WRITTEN TASK: List every line below containing "wird".

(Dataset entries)
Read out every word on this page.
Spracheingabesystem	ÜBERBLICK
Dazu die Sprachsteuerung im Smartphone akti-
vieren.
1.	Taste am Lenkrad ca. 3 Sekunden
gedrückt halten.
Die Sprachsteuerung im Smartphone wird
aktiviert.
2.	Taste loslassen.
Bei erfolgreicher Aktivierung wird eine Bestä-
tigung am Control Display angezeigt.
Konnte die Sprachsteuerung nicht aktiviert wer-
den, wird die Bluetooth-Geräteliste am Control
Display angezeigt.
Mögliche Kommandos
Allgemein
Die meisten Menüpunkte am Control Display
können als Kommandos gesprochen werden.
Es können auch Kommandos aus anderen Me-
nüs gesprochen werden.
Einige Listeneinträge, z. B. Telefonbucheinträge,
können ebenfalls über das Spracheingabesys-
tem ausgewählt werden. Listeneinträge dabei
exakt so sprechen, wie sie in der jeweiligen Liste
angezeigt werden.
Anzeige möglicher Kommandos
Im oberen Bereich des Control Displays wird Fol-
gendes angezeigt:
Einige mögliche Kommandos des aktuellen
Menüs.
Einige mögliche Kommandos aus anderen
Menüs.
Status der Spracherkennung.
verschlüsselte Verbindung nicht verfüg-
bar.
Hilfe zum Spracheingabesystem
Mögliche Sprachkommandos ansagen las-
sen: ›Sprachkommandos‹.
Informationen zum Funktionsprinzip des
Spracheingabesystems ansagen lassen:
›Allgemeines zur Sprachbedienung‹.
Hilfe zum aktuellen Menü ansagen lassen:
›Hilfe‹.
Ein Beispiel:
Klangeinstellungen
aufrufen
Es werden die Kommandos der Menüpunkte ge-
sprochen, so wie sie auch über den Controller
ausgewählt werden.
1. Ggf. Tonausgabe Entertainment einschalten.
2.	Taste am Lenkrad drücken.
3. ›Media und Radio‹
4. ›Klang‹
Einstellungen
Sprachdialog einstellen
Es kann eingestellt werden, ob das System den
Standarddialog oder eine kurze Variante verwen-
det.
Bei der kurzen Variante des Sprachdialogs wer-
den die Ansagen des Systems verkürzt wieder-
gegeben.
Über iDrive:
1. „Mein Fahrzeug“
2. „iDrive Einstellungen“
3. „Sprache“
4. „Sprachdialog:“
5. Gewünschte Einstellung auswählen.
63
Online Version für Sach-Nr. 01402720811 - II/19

SOLUTION:
Die Sprachsteuerung im Smartphone wird
Bei erfolgreicher Aktivierung wird eine Bestä-
den, wird die Bluetooth-Geräteliste am Control
Im oberen Bereich des Control Displays wird Fol-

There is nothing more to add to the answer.